Problem =>
Reproduce each line of the material precisely.

Records that describe figures
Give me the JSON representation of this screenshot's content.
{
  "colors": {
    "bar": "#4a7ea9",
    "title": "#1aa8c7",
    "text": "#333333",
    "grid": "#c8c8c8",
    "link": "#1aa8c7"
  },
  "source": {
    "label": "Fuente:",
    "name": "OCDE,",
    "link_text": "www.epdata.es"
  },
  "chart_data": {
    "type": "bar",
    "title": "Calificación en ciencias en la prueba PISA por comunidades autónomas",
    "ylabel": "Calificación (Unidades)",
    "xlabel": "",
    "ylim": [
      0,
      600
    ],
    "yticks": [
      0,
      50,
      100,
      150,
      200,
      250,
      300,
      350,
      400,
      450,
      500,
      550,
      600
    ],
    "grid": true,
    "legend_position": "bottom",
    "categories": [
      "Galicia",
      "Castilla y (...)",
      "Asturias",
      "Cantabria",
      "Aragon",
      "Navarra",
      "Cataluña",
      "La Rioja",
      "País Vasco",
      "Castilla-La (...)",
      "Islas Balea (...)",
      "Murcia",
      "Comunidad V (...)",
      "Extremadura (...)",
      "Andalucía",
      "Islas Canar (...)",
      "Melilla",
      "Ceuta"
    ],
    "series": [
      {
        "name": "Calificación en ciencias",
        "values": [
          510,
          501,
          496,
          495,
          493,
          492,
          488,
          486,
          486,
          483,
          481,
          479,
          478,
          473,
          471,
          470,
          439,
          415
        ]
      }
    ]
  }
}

Written response =>
Give me the JSON representation of this screenshot's content.
{
  "colors": {
    "bar": "#4a7ea9",
    "title": "#1aa8c7",
    "text": "#333333",
    "grid": "#c8c8c8",
    "link": "#1aa8c7"
  },
  "source": {
    "label": "Fuente:",
    "name": "OCDE,",
    "link_text": "www.epdata.es"
  },
  "chart_data": {
    "type": "bar",
    "title": "Calificación en ciencias en la prueba PISA por comunidades autónomas",
    "ylabel": "Calificación (Unidades)",
    "xlabel": "",
    "ylim": [
      0,
      600
    ],
    "yticks": [
      0,
      50,
      100,
      150,
      200,
      250,
      300,
      350,
      400,
      450,
      500,
      550,
      600
    ],
    "grid": true,
    "legend_position": "bottom",
    "categories": [
      "Galicia",
      "Castilla y (...)",
      "Asturias",
      "Cantabria",
      "Aragon",
      "Navarra",
      "Cataluña",
      "La Rioja",
      "País Vasco",
      "Castilla-La (...)",
      "Islas Balea (...)",
      "Murcia",
      "Comunidad V (...)",
      "Extremadura (...)",
      "Andalucía",
      "Islas Canar (...)",
      "Melilla",
      "Ceuta"
    ],
    "series": [
      {
        "name": "Calificación en ciencias",
        "values": [
          510,
          501,
          496,
          495,
          493,
          492,
          488,
          486,
          486,
          483,
          481,
          479,
          478,
          473,
          471,
          470,
          439,
          415
        ]
      }
    ]
  }
}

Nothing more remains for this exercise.